⟨

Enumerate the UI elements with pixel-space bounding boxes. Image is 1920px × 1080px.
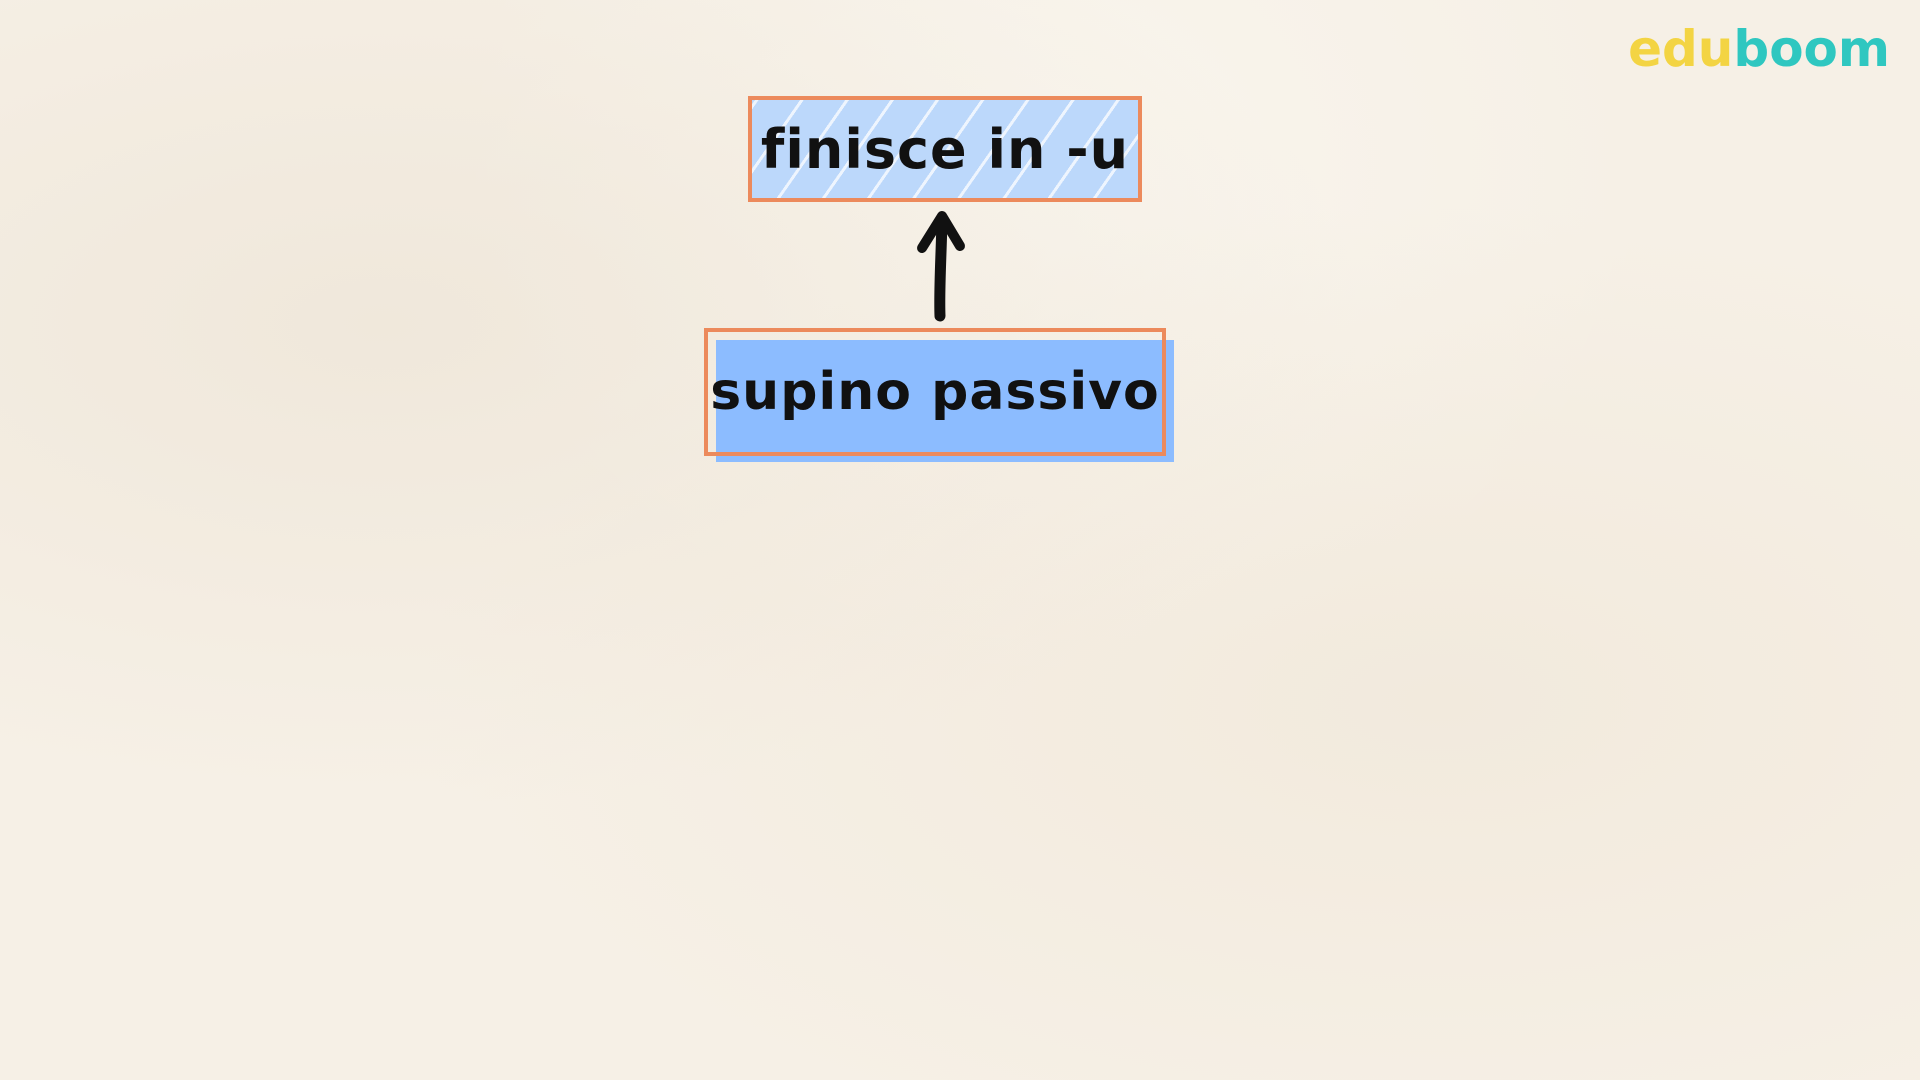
bottom-box-label: supino passivo (710, 362, 1160, 422)
top-box: finisce in -u (748, 96, 1142, 202)
logo-boom-text: boom (1733, 20, 1890, 78)
up-arrow-icon (917, 211, 965, 322)
logo-edu-text: edu (1628, 20, 1734, 78)
bottom-box-fill (716, 340, 1174, 462)
eduboom-logo: eduboom (1628, 24, 1890, 74)
top-box-label: finisce in -u (760, 117, 1130, 181)
bottom-box: supino passivo (704, 328, 1166, 456)
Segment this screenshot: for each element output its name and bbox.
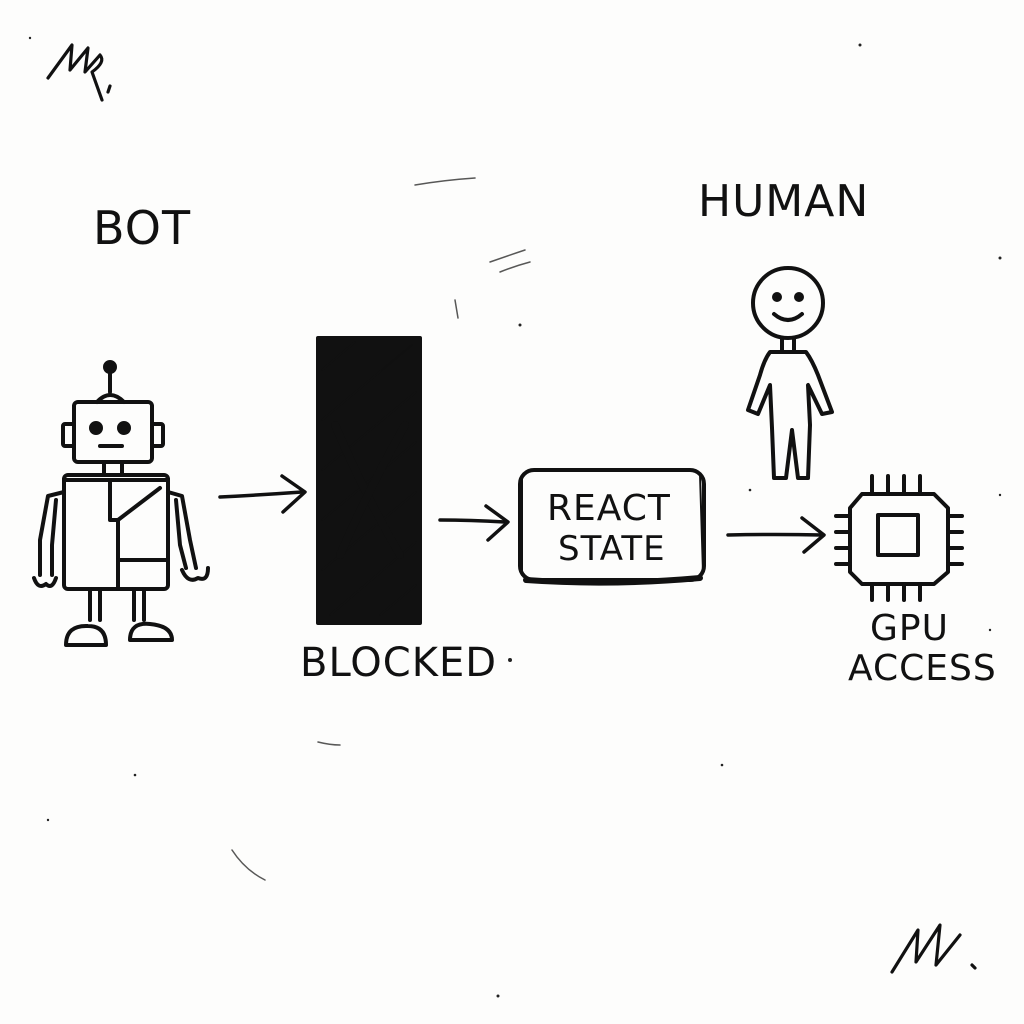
react-state-label-line1: REACT [547, 488, 671, 529]
human-label: HUMAN [698, 176, 869, 227]
robot-icon [32, 360, 210, 647]
arrow-bot-to-blocked [218, 474, 307, 514]
gpu-label-line1: GPU [870, 608, 949, 649]
react-state-label-line2: STATE [558, 529, 666, 569]
paper-scratches [231, 177, 531, 881]
blocked-label: BLOCKED [300, 640, 497, 686]
signature-bottom-right [890, 923, 977, 974]
signature-top-left [46, 43, 112, 102]
react-state-box [518, 468, 706, 586]
bot-label: BOT [93, 201, 191, 255]
chip-icon [834, 474, 964, 602]
stick-figure-icon [746, 266, 834, 480]
paper-specks [28, 36, 1002, 998]
gpu-label-line2: ACCESS [848, 648, 997, 689]
arrow-react-to-gpu [726, 516, 826, 554]
blocked-barrier-icon [316, 336, 422, 625]
arrow-blocked-to-react [438, 504, 510, 542]
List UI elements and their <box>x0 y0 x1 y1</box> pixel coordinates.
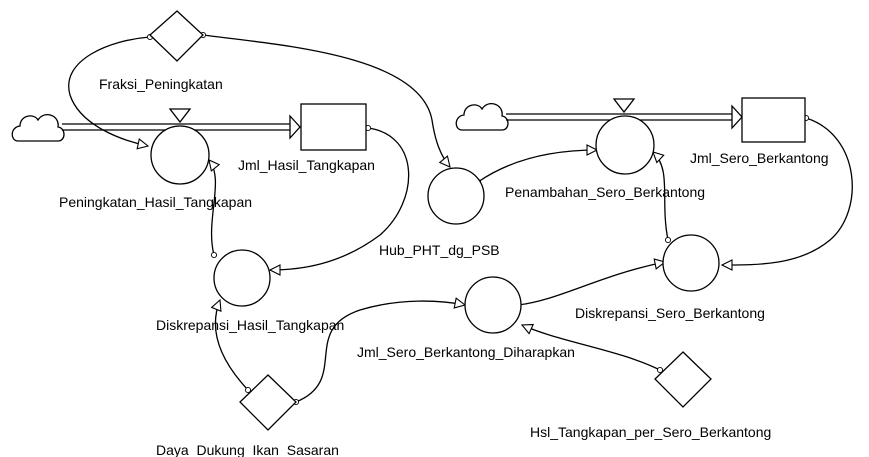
label-peningkatan-hasil-tangkapan: Peningkatan_Hasil_Tangkapan <box>59 194 252 210</box>
connector-diskrepansi-sero-to-penambahan <box>653 152 668 240</box>
flow-valve-icon <box>612 98 636 114</box>
cloud-icon <box>11 114 65 142</box>
connector-fraksi-to-peningkatan <box>68 37 150 146</box>
connector-jht-to-diskrepansi <box>270 128 410 270</box>
connector-hub-to-penambahan <box>478 150 597 182</box>
label-jml-hasil-tangkapan: Jml_Hasil_Tangkapan <box>238 157 375 173</box>
constant-daya-dukung-ikan-sasaran[interactable] <box>239 374 297 431</box>
flow-peningkatan-hasil-tangkapan[interactable] <box>150 125 210 185</box>
label-penambahan-sero-berkantong: Penambahan_Sero_Berkantong <box>505 184 705 200</box>
label-jml-sero-berkantong: Jml_Sero_Berkantong <box>690 150 829 166</box>
flow-penambahan-sero-berkantong[interactable] <box>595 115 655 175</box>
connector-daya-to-diskrepansi <box>215 300 248 390</box>
connector-jsb-to-diskrepansi <box>722 118 853 265</box>
label-jml-sero-berkantong-diharapkan: Jml_Sero_Berkantong_Diharapkan <box>357 344 575 360</box>
stock-jml-sero-berkantong[interactable] <box>741 97 806 143</box>
connector-daya-to-jsbd <box>296 301 465 402</box>
label-hub-pht-dg-psb: Hub_PHT_dg_PSB <box>379 242 500 258</box>
converter-hub-pht-dg-psb[interactable] <box>427 167 485 225</box>
converter-diskrepansi-sero-berkantong[interactable] <box>662 234 720 292</box>
converter-jml-sero-berkantong-diharapkan[interactable] <box>464 276 522 334</box>
connector-hsl-to-jsbd <box>522 325 660 370</box>
connector-jsbd-to-diskrepansi <box>518 262 665 305</box>
converter-diskrepansi-hasil-tangkapan[interactable] <box>213 249 271 307</box>
constant-hsl-tangkapan-per-sero-berkantong[interactable] <box>654 351 712 408</box>
connector-fraksi-to-hub <box>203 35 450 167</box>
label-daya-dukung-ikan-sasaran: Daya_Dukung_Ikan_Sasaran <box>156 442 339 457</box>
stock-jml-hasil-tangkapan[interactable] <box>300 103 367 151</box>
constant-fraksi-peningkatan[interactable] <box>149 10 204 62</box>
label-hsl-tangkapan-per-sero-berkantong: Hsl_Tangkapan_per_Sero_Berkantong <box>530 424 771 440</box>
cloud-icon <box>455 103 509 131</box>
flow-valve-icon <box>168 108 192 124</box>
label-diskrepansi-hasil-tangkapan: Diskrepansi_Hasil_Tangkapan <box>156 317 344 333</box>
connector-diskrepansi-to-peningkatan <box>209 160 215 255</box>
label-diskrepansi-sero-berkantong: Diskrepansi_Sero_Berkantong <box>575 305 765 321</box>
label-fraksi-peningkatan: Fraksi_Peningkatan <box>99 76 223 92</box>
connectors <box>68 35 853 402</box>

⟩

Exercise goal: Reproduce every line of the listing above word for word, omitting the pictures.

Solution to the problem:
Enumerate the UI elements with pixel-space bounding boxes. Image is 1920px × 1080px.
bottom-box-label: supino passivo (710, 362, 1160, 422)
top-box: finisce in -u (748, 96, 1142, 202)
logo-boom-text: boom (1733, 20, 1890, 78)
up-arrow-icon (917, 211, 965, 322)
logo-edu-text: edu (1628, 20, 1734, 78)
bottom-box-fill (716, 340, 1174, 462)
eduboom-logo: eduboom (1628, 24, 1890, 74)
top-box-label: finisce in -u (760, 117, 1130, 181)
bottom-box: supino passivo (704, 328, 1166, 456)
Segment this screenshot: for each element output its name and bbox.
react-state-label-line1: REACT [547, 488, 671, 529]
human-label: HUMAN [698, 176, 869, 227]
robot-icon [32, 360, 210, 647]
arrow-bot-to-blocked [218, 474, 307, 514]
gpu-label-line1: GPU [870, 608, 949, 649]
react-state-label-line2: STATE [558, 529, 666, 569]
paper-scratches [231, 177, 531, 881]
blocked-label: BLOCKED [300, 640, 497, 686]
signature-bottom-right [890, 923, 977, 974]
signature-top-left [46, 43, 112, 102]
react-state-box [518, 468, 706, 586]
bot-label: BOT [93, 201, 191, 255]
chip-icon [834, 474, 964, 602]
stick-figure-icon [746, 266, 834, 480]
paper-specks [28, 36, 1002, 998]
gpu-label-line2: ACCESS [848, 648, 997, 689]
arrow-react-to-gpu [726, 516, 826, 554]
blocked-barrier-icon [316, 336, 422, 625]
arrow-blocked-to-react [438, 504, 510, 542]
List UI elements and their <box>x0 y0 x1 y1</box> pixel coordinates.
label-peningkatan-hasil-tangkapan: Peningkatan_Hasil_Tangkapan <box>59 194 252 210</box>
connector-diskrepansi-sero-to-penambahan <box>653 152 668 240</box>
flow-valve-icon <box>612 98 636 114</box>
cloud-icon <box>11 114 65 142</box>
connector-fraksi-to-peningkatan <box>68 37 150 146</box>
connector-jht-to-diskrepansi <box>270 128 410 270</box>
connector-hub-to-penambahan <box>478 150 597 182</box>
label-jml-hasil-tangkapan: Jml_Hasil_Tangkapan <box>238 157 375 173</box>
constant-daya-dukung-ikan-sasaran[interactable] <box>239 374 297 431</box>
flow-peningkatan-hasil-tangkapan[interactable] <box>150 125 210 185</box>
label-penambahan-sero-berkantong: Penambahan_Sero_Berkantong <box>505 184 705 200</box>
label-jml-sero-berkantong: Jml_Sero_Berkantong <box>690 150 829 166</box>
flow-penambahan-sero-berkantong[interactable] <box>595 115 655 175</box>
connector-daya-to-diskrepansi <box>215 300 248 390</box>
connector-jsb-to-diskrepansi <box>722 118 853 265</box>
label-jml-sero-berkantong-diharapkan: Jml_Sero_Berkantong_Diharapkan <box>357 344 575 360</box>
stock-jml-sero-berkantong[interactable] <box>741 97 806 143</box>
connector-daya-to-jsbd <box>296 301 465 402</box>
label-hub-pht-dg-psb: Hub_PHT_dg_PSB <box>379 242 500 258</box>
converter-hub-pht-dg-psb[interactable] <box>427 167 485 225</box>
converter-diskrepansi-sero-berkantong[interactable] <box>662 234 720 292</box>
converter-jml-sero-berkantong-diharapkan[interactable] <box>464 276 522 334</box>
connector-hsl-to-jsbd <box>522 325 660 370</box>
connector-jsbd-to-diskrepansi <box>518 262 665 305</box>
converter-diskrepansi-hasil-tangkapan[interactable] <box>213 249 271 307</box>
constant-hsl-tangkapan-per-sero-berkantong[interactable] <box>654 351 712 408</box>
connector-fraksi-to-hub <box>203 35 450 167</box>
label-daya-dukung-ikan-sasaran: Daya_Dukung_Ikan_Sasaran <box>156 442 339 457</box>
stock-jml-hasil-tangkapan[interactable] <box>300 103 367 151</box>
constant-fraksi-peningkatan[interactable] <box>149 10 204 62</box>
label-hsl-tangkapan-per-sero-berkantong: Hsl_Tangkapan_per_Sero_Berkantong <box>530 424 771 440</box>
cloud-icon <box>455 103 509 131</box>
flow-valve-icon <box>168 108 192 124</box>
label-diskrepansi-hasil-tangkapan: Diskrepansi_Hasil_Tangkapan <box>156 317 344 333</box>
connector-diskrepansi-to-peningkatan <box>209 160 215 255</box>
label-diskrepansi-sero-berkantong: Diskrepansi_Sero_Berkantong <box>575 305 765 321</box>
label-fraksi-peningkatan: Fraksi_Peningkatan <box>99 76 223 92</box>
connectors <box>68 35 853 402</box>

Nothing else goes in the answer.